◆ SHORT TASK
Identify and copy all lines of the material where the string "title" is found.

◆ Chart and figure data
★ ★ ★ ★ ★ ★ ★
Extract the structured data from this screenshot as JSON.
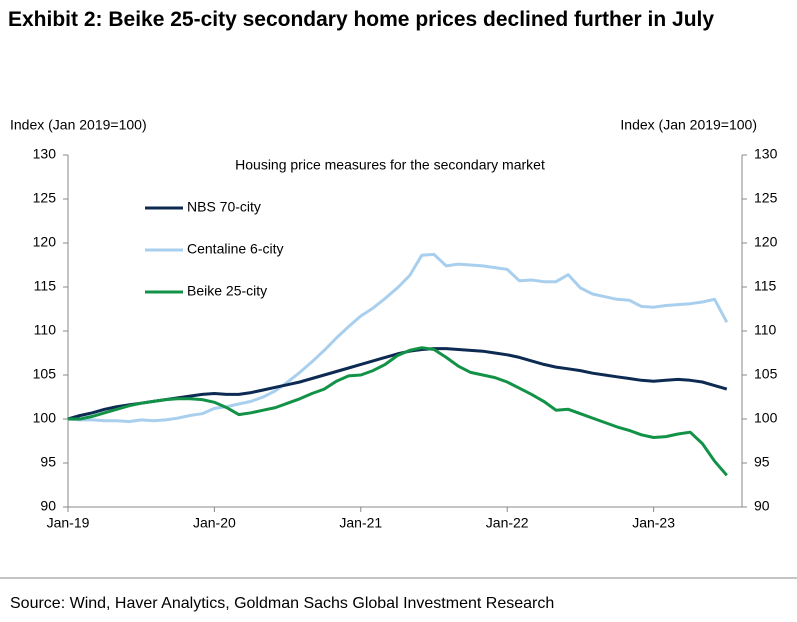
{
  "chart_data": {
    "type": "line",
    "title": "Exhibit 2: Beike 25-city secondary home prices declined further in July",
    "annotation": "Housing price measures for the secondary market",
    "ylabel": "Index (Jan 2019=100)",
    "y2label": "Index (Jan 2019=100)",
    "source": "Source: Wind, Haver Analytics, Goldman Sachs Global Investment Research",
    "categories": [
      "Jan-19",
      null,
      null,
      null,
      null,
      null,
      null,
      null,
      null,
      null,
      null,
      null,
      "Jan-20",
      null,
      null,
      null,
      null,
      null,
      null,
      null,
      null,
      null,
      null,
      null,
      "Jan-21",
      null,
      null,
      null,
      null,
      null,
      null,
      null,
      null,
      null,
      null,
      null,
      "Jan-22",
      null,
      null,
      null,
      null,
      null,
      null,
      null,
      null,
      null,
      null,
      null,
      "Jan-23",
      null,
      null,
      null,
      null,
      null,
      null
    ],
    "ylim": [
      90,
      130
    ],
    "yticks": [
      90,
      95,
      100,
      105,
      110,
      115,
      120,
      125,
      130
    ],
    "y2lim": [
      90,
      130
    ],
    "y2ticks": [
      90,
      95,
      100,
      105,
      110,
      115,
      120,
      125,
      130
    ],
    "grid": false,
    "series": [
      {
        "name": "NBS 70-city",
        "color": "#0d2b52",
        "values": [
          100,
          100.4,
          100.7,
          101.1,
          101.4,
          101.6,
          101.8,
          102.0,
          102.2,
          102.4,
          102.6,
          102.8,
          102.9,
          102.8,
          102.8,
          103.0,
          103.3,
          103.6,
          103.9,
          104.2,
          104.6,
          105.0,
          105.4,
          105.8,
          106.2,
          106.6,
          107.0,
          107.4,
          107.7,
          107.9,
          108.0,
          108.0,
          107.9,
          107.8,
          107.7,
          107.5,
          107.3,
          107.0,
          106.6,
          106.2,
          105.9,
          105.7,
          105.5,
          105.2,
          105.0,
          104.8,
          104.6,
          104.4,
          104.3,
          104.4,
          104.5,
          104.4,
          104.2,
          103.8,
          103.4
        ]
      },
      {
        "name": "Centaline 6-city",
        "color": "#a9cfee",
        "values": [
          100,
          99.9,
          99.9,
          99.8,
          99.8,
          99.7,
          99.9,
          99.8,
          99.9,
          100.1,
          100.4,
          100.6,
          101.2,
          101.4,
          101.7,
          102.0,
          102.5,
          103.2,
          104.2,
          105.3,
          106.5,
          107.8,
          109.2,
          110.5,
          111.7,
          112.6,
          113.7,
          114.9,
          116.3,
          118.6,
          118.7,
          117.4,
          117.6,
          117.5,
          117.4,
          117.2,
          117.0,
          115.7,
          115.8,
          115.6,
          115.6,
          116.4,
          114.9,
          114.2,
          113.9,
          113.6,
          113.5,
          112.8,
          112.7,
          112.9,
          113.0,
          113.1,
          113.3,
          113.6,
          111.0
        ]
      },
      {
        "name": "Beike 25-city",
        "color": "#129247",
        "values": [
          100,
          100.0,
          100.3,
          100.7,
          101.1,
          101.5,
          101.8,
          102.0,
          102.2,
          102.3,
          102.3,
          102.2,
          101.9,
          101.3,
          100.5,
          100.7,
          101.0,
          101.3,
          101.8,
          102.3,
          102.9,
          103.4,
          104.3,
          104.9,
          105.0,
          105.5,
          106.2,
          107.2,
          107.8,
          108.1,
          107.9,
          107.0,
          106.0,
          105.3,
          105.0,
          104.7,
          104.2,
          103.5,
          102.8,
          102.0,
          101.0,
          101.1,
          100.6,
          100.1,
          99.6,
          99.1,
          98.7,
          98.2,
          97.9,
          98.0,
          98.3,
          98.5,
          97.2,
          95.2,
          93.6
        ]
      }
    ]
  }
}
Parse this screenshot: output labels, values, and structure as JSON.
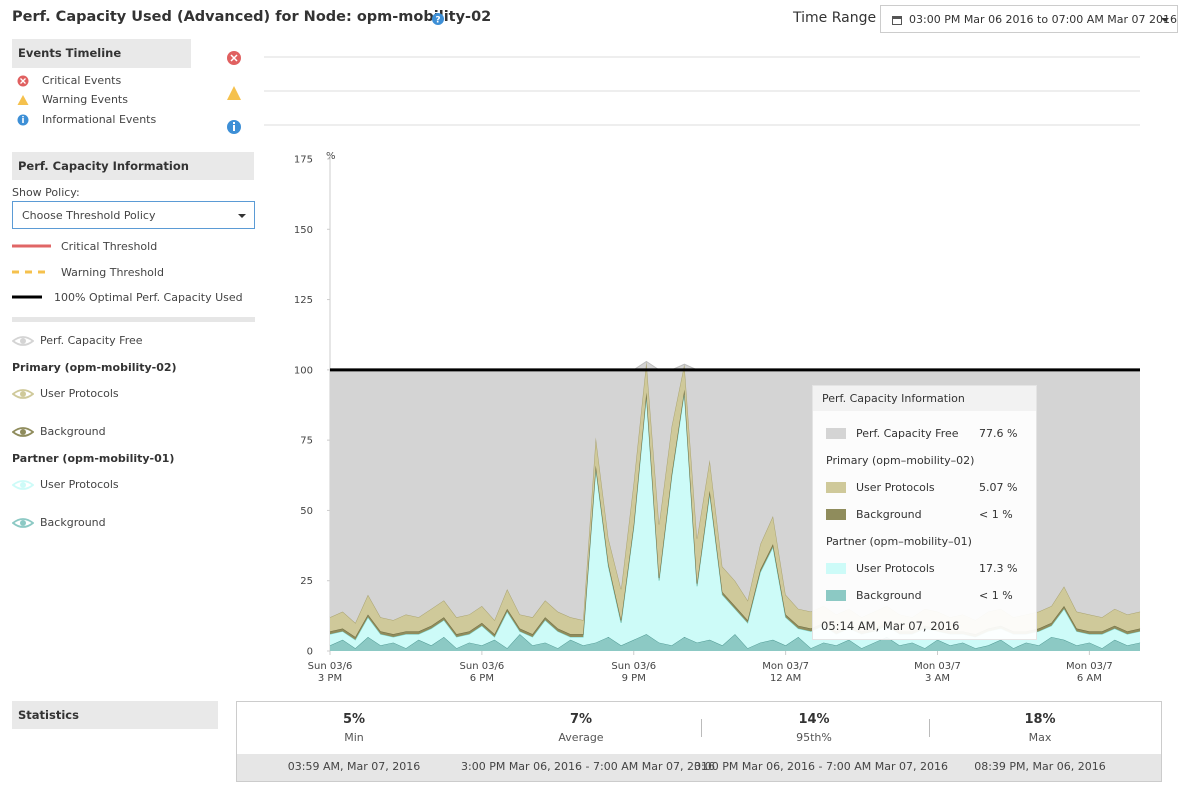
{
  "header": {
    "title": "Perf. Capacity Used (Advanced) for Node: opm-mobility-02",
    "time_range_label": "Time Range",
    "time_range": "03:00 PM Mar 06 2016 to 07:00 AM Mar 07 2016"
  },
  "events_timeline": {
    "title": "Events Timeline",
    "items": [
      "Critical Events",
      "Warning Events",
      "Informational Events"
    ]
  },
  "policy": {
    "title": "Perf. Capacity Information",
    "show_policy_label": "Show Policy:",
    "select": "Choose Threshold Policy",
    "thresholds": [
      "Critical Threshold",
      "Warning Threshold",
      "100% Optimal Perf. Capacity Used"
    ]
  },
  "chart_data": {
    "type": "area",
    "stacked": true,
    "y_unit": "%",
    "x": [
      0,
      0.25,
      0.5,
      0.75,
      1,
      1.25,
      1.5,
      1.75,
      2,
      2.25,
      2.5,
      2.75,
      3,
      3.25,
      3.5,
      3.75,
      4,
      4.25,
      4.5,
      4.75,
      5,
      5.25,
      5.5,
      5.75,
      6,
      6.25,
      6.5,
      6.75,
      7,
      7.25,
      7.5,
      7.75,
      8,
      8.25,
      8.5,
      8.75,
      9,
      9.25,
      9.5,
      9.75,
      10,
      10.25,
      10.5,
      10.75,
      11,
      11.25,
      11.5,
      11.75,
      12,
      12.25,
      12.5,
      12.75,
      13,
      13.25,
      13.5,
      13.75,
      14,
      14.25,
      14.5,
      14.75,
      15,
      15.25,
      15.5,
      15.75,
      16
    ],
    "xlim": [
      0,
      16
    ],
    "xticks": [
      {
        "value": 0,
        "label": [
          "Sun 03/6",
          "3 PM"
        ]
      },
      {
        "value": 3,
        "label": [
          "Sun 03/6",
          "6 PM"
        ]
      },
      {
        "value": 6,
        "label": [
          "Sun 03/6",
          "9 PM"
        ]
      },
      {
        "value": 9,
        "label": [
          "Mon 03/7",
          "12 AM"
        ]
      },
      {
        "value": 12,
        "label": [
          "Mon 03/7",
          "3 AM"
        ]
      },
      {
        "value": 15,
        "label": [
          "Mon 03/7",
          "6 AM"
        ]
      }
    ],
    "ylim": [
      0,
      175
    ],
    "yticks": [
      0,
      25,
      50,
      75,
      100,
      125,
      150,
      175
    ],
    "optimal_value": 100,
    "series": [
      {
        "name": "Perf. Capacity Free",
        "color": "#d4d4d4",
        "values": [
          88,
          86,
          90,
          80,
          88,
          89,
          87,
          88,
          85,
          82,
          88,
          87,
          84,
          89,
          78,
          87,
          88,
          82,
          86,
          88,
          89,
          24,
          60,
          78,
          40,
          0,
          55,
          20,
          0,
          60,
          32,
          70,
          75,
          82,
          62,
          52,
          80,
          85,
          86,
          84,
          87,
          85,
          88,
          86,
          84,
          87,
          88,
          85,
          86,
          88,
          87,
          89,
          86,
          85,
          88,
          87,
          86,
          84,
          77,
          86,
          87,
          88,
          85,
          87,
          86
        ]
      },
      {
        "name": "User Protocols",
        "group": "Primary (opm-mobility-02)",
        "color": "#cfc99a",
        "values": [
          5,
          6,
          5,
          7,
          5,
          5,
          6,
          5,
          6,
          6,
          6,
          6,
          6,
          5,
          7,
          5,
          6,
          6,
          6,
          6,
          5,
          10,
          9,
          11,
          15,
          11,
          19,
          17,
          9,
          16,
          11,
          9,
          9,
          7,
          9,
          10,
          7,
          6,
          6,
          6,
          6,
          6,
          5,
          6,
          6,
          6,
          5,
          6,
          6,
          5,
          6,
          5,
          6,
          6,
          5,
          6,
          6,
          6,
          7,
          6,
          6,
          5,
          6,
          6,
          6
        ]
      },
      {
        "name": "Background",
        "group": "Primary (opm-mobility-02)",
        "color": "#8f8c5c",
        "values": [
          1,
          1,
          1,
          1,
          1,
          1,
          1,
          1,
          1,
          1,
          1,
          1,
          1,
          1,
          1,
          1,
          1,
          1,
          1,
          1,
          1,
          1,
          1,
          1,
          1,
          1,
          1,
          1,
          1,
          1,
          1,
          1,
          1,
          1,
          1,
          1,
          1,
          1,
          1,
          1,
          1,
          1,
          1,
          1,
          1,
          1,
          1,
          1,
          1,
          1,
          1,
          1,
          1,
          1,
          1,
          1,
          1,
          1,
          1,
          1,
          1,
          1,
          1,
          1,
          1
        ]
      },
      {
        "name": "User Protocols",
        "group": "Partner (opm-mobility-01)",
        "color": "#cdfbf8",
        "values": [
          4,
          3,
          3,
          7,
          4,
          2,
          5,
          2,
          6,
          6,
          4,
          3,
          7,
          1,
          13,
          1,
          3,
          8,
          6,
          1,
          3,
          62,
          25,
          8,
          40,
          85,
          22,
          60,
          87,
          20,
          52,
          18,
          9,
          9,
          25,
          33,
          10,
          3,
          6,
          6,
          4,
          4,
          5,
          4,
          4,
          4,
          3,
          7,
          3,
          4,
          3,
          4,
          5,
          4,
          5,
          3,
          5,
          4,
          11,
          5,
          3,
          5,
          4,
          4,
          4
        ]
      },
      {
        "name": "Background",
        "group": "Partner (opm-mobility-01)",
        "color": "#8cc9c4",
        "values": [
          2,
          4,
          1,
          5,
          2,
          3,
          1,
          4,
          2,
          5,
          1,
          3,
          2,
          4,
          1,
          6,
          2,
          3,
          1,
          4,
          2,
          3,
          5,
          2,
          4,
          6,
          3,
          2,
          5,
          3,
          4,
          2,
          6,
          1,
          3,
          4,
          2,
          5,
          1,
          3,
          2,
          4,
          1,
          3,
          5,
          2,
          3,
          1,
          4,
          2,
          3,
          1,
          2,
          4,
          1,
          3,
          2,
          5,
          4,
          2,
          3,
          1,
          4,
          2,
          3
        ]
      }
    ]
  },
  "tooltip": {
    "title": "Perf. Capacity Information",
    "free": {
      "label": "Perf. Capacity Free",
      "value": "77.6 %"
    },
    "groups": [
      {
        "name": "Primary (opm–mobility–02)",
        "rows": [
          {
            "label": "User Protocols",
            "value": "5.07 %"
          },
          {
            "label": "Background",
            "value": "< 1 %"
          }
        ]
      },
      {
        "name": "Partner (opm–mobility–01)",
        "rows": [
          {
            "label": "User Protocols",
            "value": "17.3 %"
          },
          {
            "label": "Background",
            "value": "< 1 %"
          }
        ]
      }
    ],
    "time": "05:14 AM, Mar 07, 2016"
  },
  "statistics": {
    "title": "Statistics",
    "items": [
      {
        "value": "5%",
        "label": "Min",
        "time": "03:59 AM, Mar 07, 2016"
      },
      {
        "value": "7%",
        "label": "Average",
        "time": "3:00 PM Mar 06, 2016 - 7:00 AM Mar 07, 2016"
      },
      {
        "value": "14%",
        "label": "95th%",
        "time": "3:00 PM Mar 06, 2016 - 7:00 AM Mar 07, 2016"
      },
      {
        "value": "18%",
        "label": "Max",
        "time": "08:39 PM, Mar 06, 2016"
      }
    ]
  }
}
★ ★ ★ ★ ★ ★ ★
◆ FINAL ANSWER
    "title": "Exhibit 2: Beike 25-city secondary home prices declined further in July",
    "title": "Perf. Capacity Used (Advanced) for Node: opm-mobility-02",
    "title": "Events Timeline",
    "title": "Perf. Capacity Information",
    "title": "Perf. Capacity Information",
    "title": "Statistics",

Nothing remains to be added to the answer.